*Problem statement*
Reproduce the listing below word for word, with no pictures.
[BEGIN Records for this task]
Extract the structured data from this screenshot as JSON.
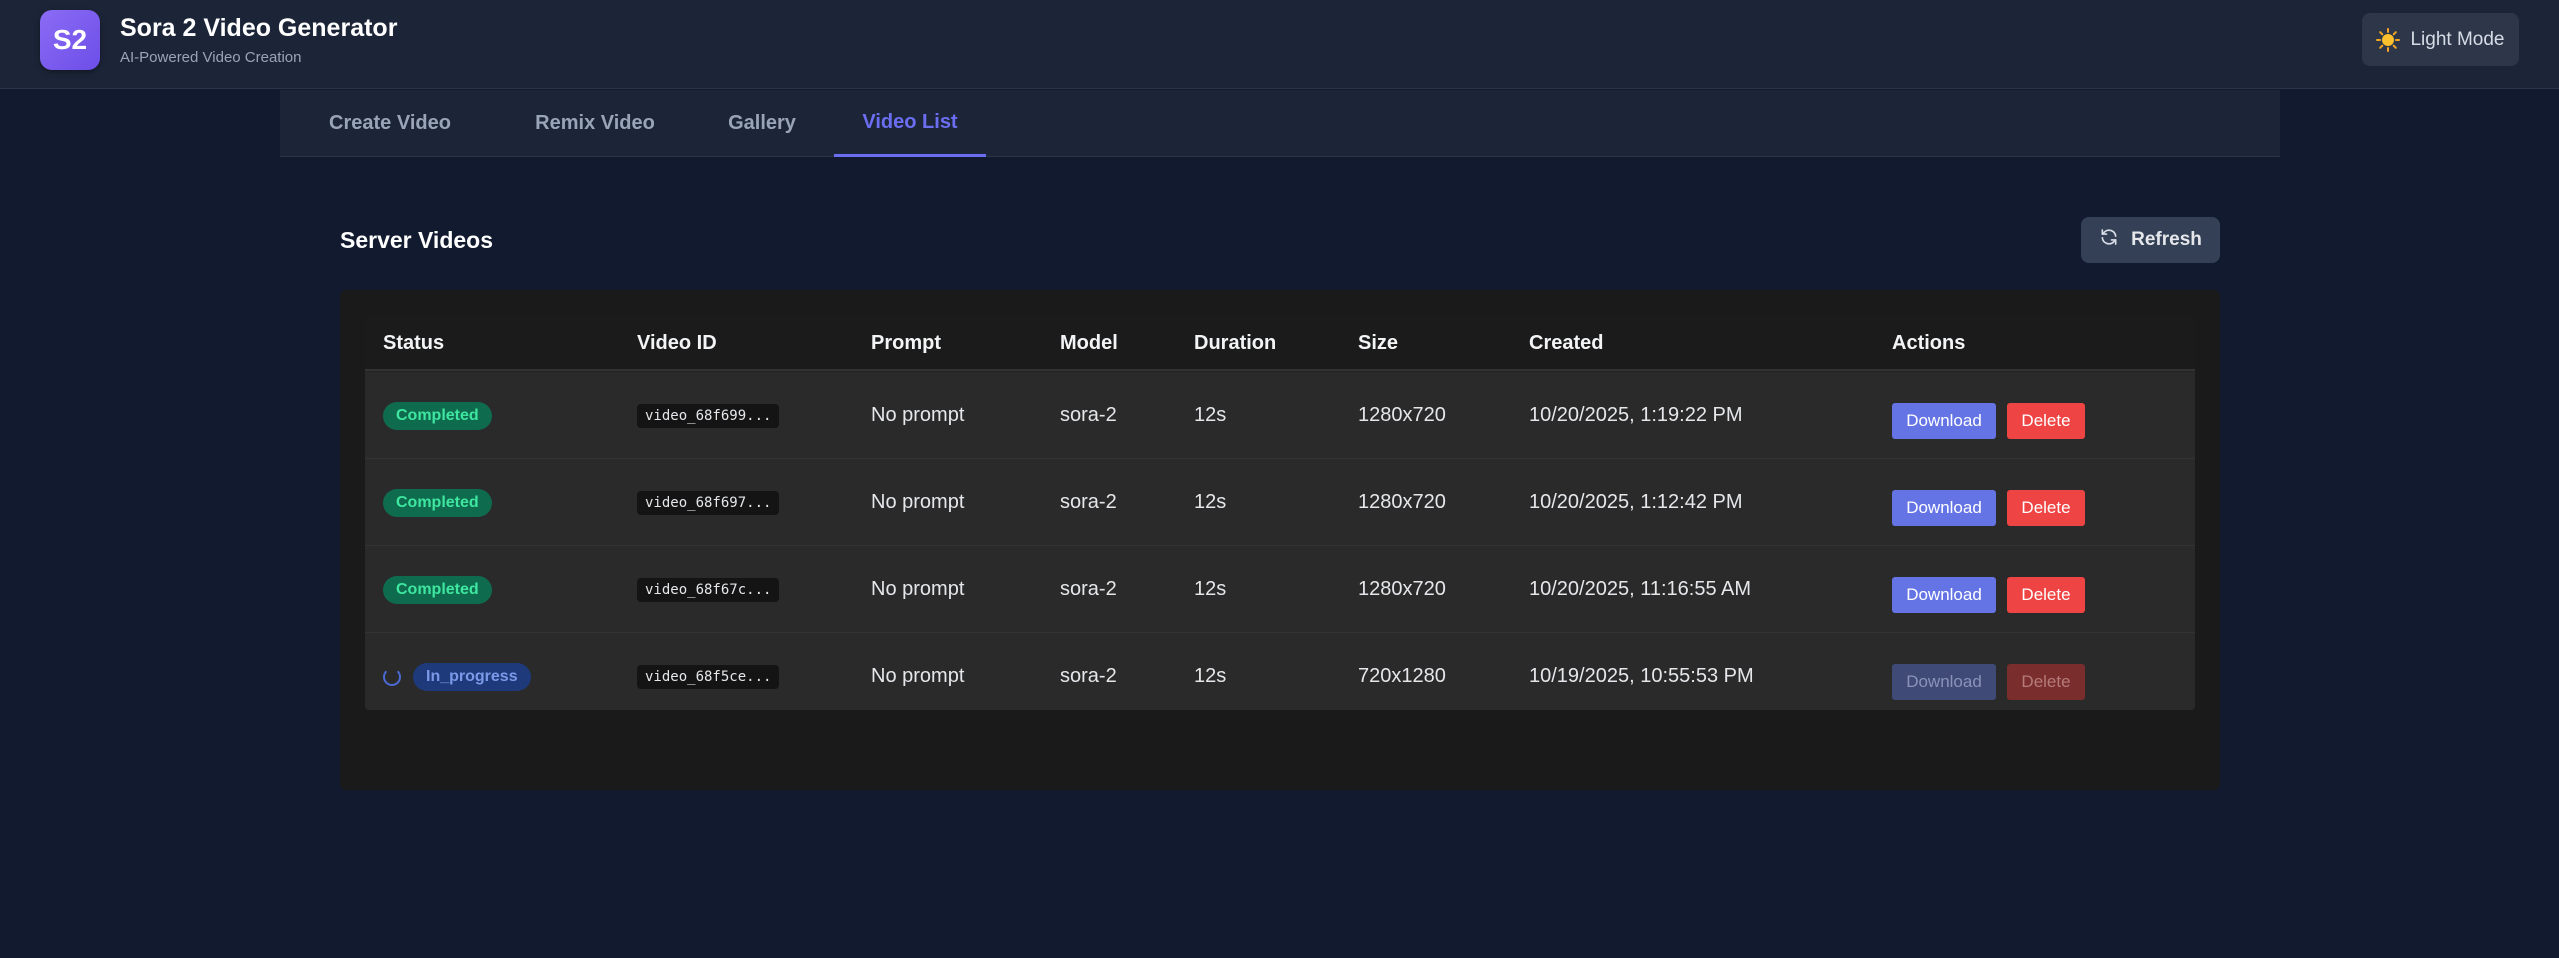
{
  "app": {
    "logo_text": "S2",
    "title": "Sora 2 Video Generator",
    "subtitle": "AI-Powered Video Creation",
    "theme_toggle_label": "Light Mode",
    "theme_icon": "sun-icon"
  },
  "tabs": [
    {
      "label": "Create Video",
      "active": false
    },
    {
      "label": "Remix Video",
      "active": false
    },
    {
      "label": "Gallery",
      "active": false
    },
    {
      "label": "Video List",
      "active": true
    }
  ],
  "section": {
    "title": "Server Videos",
    "refresh_label": "Refresh",
    "refresh_icon": "refresh-icon"
  },
  "table": {
    "headers": [
      "Status",
      "Video ID",
      "Prompt",
      "Model",
      "Duration",
      "Size",
      "Created",
      "Actions"
    ],
    "rows": [
      {
        "status": "Completed",
        "video_id": "video_68f699...",
        "prompt": "No prompt",
        "model": "sora-2",
        "duration": "12s",
        "size": "1280x720",
        "created": "10/20/2025, 1:19:22 PM",
        "download": "Download",
        "delete": "Delete",
        "disabled": false
      },
      {
        "status": "Completed",
        "video_id": "video_68f697...",
        "prompt": "No prompt",
        "model": "sora-2",
        "duration": "12s",
        "size": "1280x720",
        "created": "10/20/2025, 1:12:42 PM",
        "download": "Download",
        "delete": "Delete",
        "disabled": false
      },
      {
        "status": "Completed",
        "video_id": "video_68f67c...",
        "prompt": "No prompt",
        "model": "sora-2",
        "duration": "12s",
        "size": "1280x720",
        "created": "10/20/2025, 11:16:55 AM",
        "download": "Download",
        "delete": "Delete",
        "disabled": false
      },
      {
        "status": "In_progress",
        "video_id": "video_68f5ce...",
        "prompt": "No prompt",
        "model": "sora-2",
        "duration": "12s",
        "size": "720x1280",
        "created": "10/19/2025, 10:55:53 PM",
        "download": "Download",
        "delete": "Delete",
        "disabled": true
      }
    ]
  },
  "colors": {
    "accent": "#6b6ef0",
    "completed_badge": "#0f6b4e",
    "in_progress_badge": "#1f3a7a",
    "danger": "#ef4444",
    "primary_button": "#6474e5"
  }
}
[END Records for this task]
*Response to the exercise*
Extract the structured data from this screenshot as JSON.
{
  "app": {
    "logo_text": "S2",
    "title": "Sora 2 Video Generator",
    "subtitle": "AI-Powered Video Creation",
    "theme_toggle_label": "Light Mode",
    "theme_icon": "sun-icon"
  },
  "tabs": [
    {
      "label": "Create Video",
      "active": false
    },
    {
      "label": "Remix Video",
      "active": false
    },
    {
      "label": "Gallery",
      "active": false
    },
    {
      "label": "Video List",
      "active": true
    }
  ],
  "section": {
    "title": "Server Videos",
    "refresh_label": "Refresh",
    "refresh_icon": "refresh-icon"
  },
  "table": {
    "headers": [
      "Status",
      "Video ID",
      "Prompt",
      "Model",
      "Duration",
      "Size",
      "Created",
      "Actions"
    ],
    "rows": [
      {
        "status": "Completed",
        "video_id": "video_68f699...",
        "prompt": "No prompt",
        "model": "sora-2",
        "duration": "12s",
        "size": "1280x720",
        "created": "10/20/2025, 1:19:22 PM",
        "download": "Download",
        "delete": "Delete",
        "disabled": false
      },
      {
        "status": "Completed",
        "video_id": "video_68f697...",
        "prompt": "No prompt",
        "model": "sora-2",
        "duration": "12s",
        "size": "1280x720",
        "created": "10/20/2025, 1:12:42 PM",
        "download": "Download",
        "delete": "Delete",
        "disabled": false
      },
      {
        "status": "Completed",
        "video_id": "video_68f67c...",
        "prompt": "No prompt",
        "model": "sora-2",
        "duration": "12s",
        "size": "1280x720",
        "created": "10/20/2025, 11:16:55 AM",
        "download": "Download",
        "delete": "Delete",
        "disabled": false
      },
      {
        "status": "In_progress",
        "video_id": "video_68f5ce...",
        "prompt": "No prompt",
        "model": "sora-2",
        "duration": "12s",
        "size": "720x1280",
        "created": "10/19/2025, 10:55:53 PM",
        "download": "Download",
        "delete": "Delete",
        "disabled": true
      }
    ]
  },
  "colors": {
    "accent": "#6b6ef0",
    "completed_badge": "#0f6b4e",
    "in_progress_badge": "#1f3a7a",
    "danger": "#ef4444",
    "primary_button": "#6474e5"
  }
}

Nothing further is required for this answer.